── Provided records
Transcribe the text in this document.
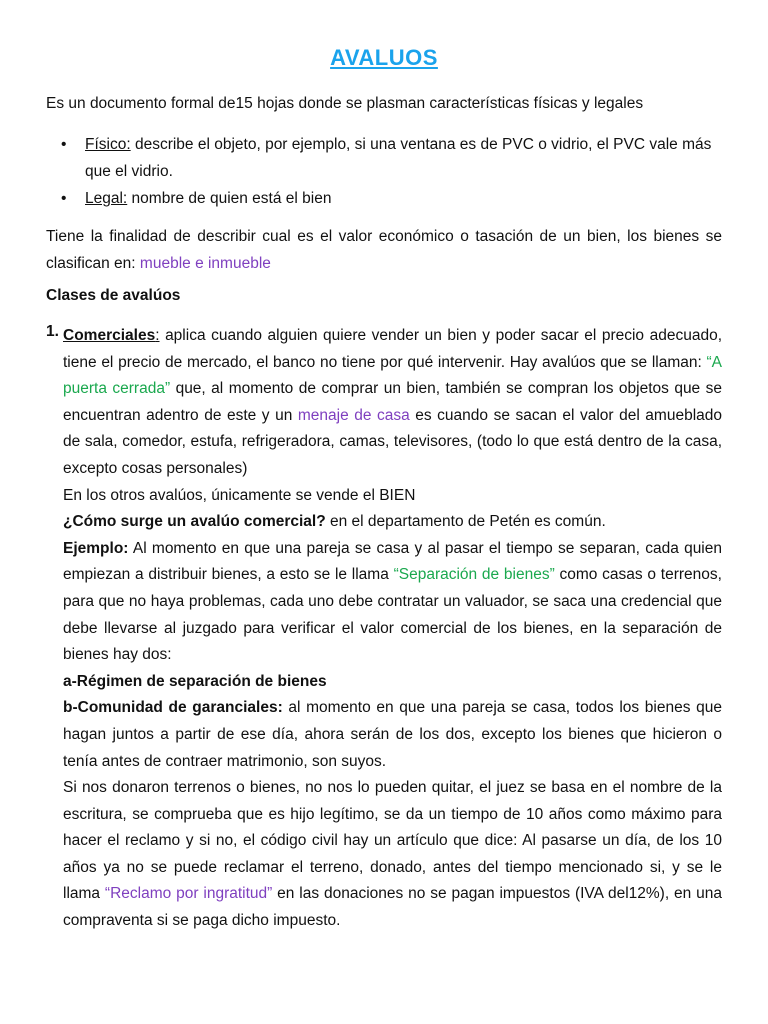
AVALUOS
Es un documento formal de15 hojas donde se plasman características físicas y legales
• Físico: describe el objeto, por ejemplo, si una ventana es de PVC o vidrio, el PVC vale más que el vidrio.
• Legal: nombre de quien está el bien
Tiene la finalidad de describir cual es el valor económico o tasación de un bien, los bienes se clasifican en: mueble e inmueble
Clases de avalúos
1. Comerciales: aplica cuando alguien quiere vender un bien y poder sacar el precio adecuado, tiene el precio de mercado, el banco no tiene por qué intervenir. Hay avalúos que se llaman: “A puerta cerrada” que, al momento de comprar un bien, también se compran los objetos que se encuentran adentro de este y un menaje de casa es cuando se sacan el valor del amueblado de sala, comedor, estufa, refrigeradora, camas, televisores, (todo lo que está dentro de la casa, excepto cosas personales)

En los otros avalúos, únicamente se vende el BIEN

¿Cómo surge un avalúo comercial? en el departamento de Petén es común.

Ejemplo: Al momento en que una pareja se casa y al pasar el tiempo se separan, cada quien empiezan a distribuir bienes, a esto se le llama “Separación de bienes” como casas o terrenos, para que no haya problemas, cada uno debe contratar un valuador, se saca una credencial que debe llevarse al juzgado para verificar el valor comercial de los bienes, en la separación de bienes hay dos:

a-Régimen de separación de bienes

b-Comunidad de garanciales: al momento en que una pareja se casa, todos los bienes que hagan juntos a partir de ese día, ahora serán de los dos, excepto los bienes que hicieron o tenía antes de contraer matrimonio, son suyos.

Si nos donaron terrenos o bienes, no nos lo pueden quitar, el juez se basa en el nombre de la escritura, se comprueba que es hijo legítimo, se da un tiempo de 10 años como máximo para hacer el reclamo y si no, el código civil hay un artículo que dice: Al pasarse un día, de los 10 años ya no se puede reclamar el terreno, donado, antes del tiempo mencionado si, y se le llama “Reclamo por ingratitud” en las donaciones no se pagan impuestos (IVA del12%), en una compraventa si se paga dicho impuesto.
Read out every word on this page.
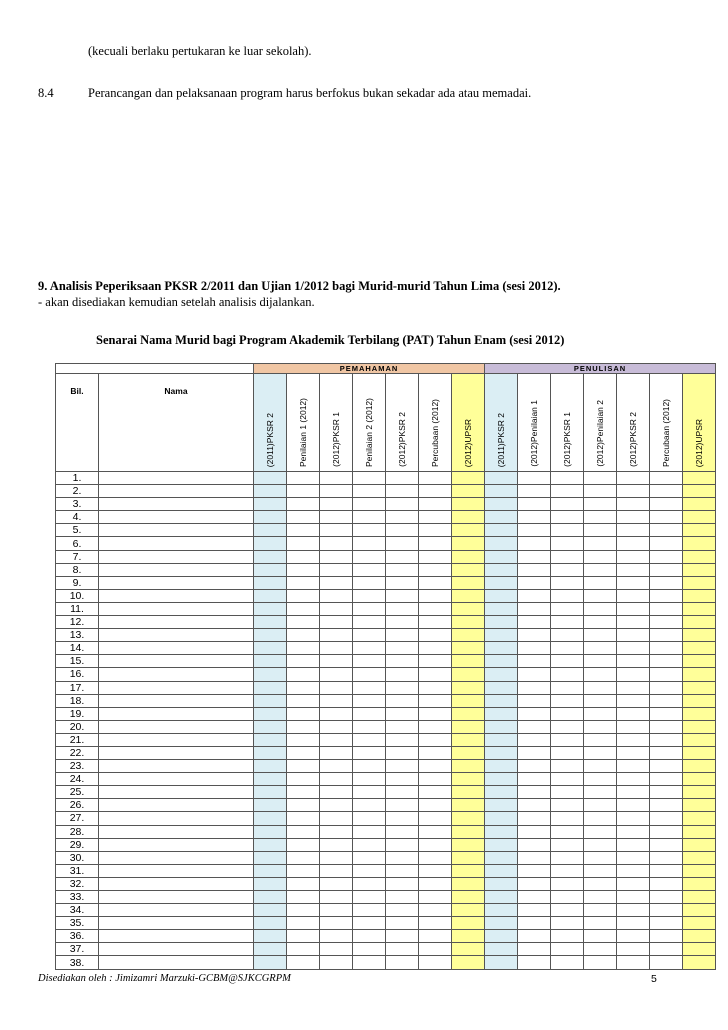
(kecuali berlaku pertukaran ke luar sekolah).
8.4	Perancangan dan pelaksanaan program harus berfokus bukan sekadar ada atau memadai.
9. Analisis Peperiksaan PKSR 2/2011 dan Ujian 1/2012 bagi Murid-murid Tahun Lima (sesi 2012).
- akan disediakan kemudian setelah analisis dijalankan.
Senarai Nama Murid bagi Program Akademik Terbilang (PAT) Tahun Enam (sesi 2012)
		PEMAHAMAN							PENULISAN						
Bil.	Nama	(2011)PKSR 2	Penilaian 1 (2012)	(2012)PKSR 1	Penilaian 2 (2012)	(2012)PKSR 2	Percubaan (2012)	(2012)UPSR	(2011)PKSR 2	(2012)Penilaian 1	(2012)PKSR 1	(2012)Penilaian 2	(2012)PKSR 2	Percubaan (2012)	(2012)UPSR

1.															
2.															
3.															
4.															
5.															
6.															
7.															
8.															
9.															
10.															
11.															
12.															
13.															
14.															
15.															
16.															
17.															
18.															
19.															
20.															
21.															
22.															
23.															
24.															
25.															
26.															
27.															
28.															
29.															
30.															
31.															
32.															
33.															
34.															
35.															
36.															
37.															
38.															
Disediakan oleh : Jimizamri Marzuki-GCBM@SJKCGRPM	5
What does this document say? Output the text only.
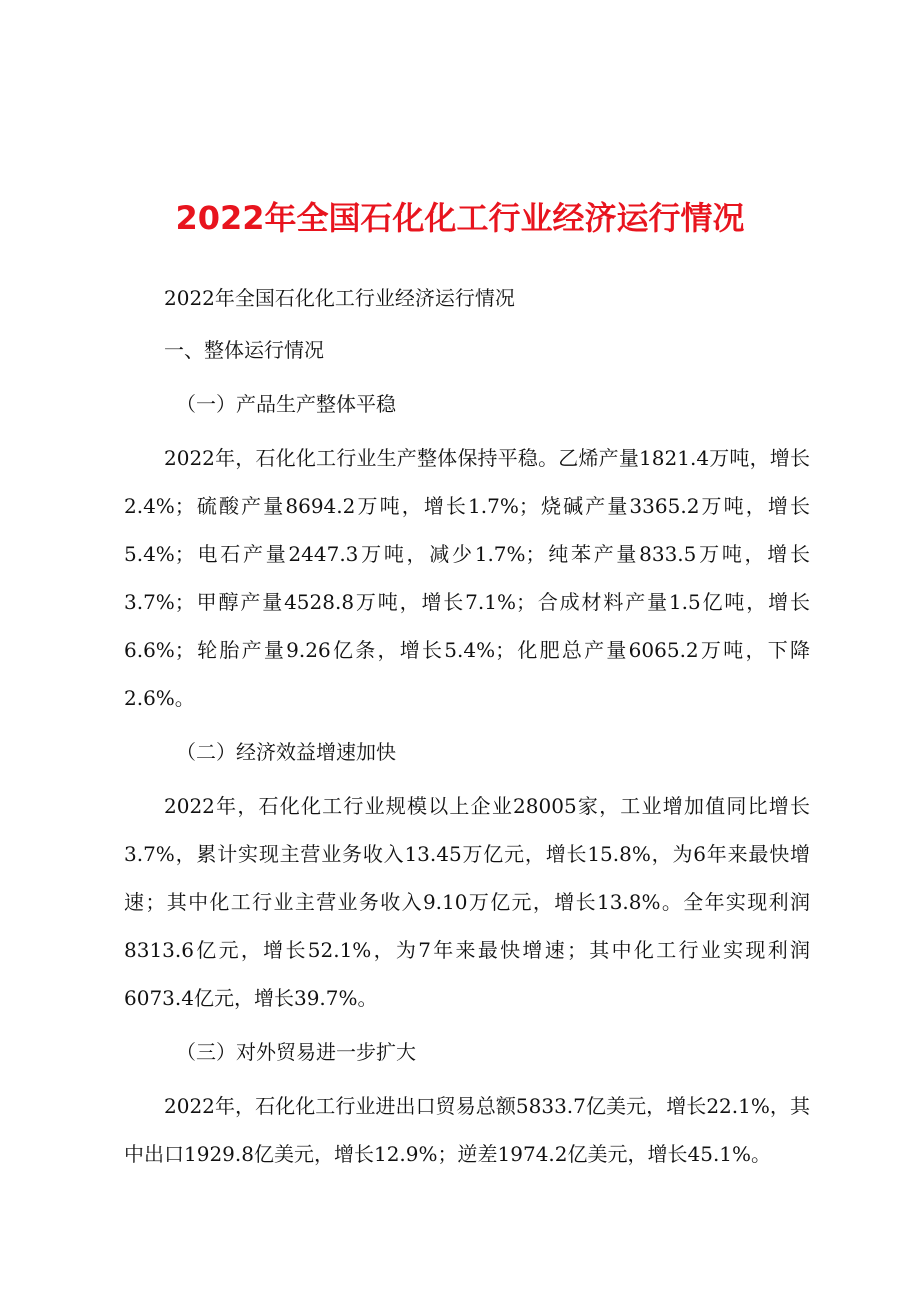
2022年全国石化化工行业经济运行情况

2022年全国石化化工行业经济运行情况

一、整体运行情况

（一）产品生产整体平稳

2022年，石化化工行业生产整体保持平稳。乙烯产量1821.4万吨，增长2.4%；硫酸产量8694.2万吨，增长1.7%；烧碱产量3365.2万吨，增长5.4%；电石产量2447.3万吨，减少1.7%；纯苯产量833.5万吨，增长3.7%；甲醇产量4528.8万吨，增长7.1%；合成材料产量1.5亿吨，增长6.6%；轮胎产量9.26亿条，增长5.4%；化肥总产量6065.2万吨，下降2.6%。

（二）经济效益增速加快

2022年，石化化工行业规模以上企业28005家，工业增加值同比增长3.7%，累计实现主营业务收入13.45万亿元，增长15.8%，为6年来最快增速；其中化工行业主营业务收入9.10万亿元，增长13.8%。全年实现利润8313.6亿元，增长52.1%，为7年来最快增速；其中化工行业实现利润6073.4亿元，增长39.7%。

（三）对外贸易进一步扩大

2022年，石化化工行业进出口贸易总额5833.7亿美元，增长22.1%，其中出口1929.8亿美元，增长12.9%；逆差1974.2亿美元，增长45.1%。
────
Set task:
From the listing above, copy every line that includes the word "quien".

Solution to this exercise:
• Legal: nombre de quien está el bien
Ejemplo: Al momento en que una pareja se casa y al pasar el tiempo se separan, cada quien empiezan a distribuir bienes, a esto se le llama “Separación de bienes” como casas o terrenos, para que no haya problemas, cada uno debe contratar un valuador, se saca una credencial que debe llevarse al juzgado para verificar el valor comercial de los bienes, en la separación de bienes hay dos:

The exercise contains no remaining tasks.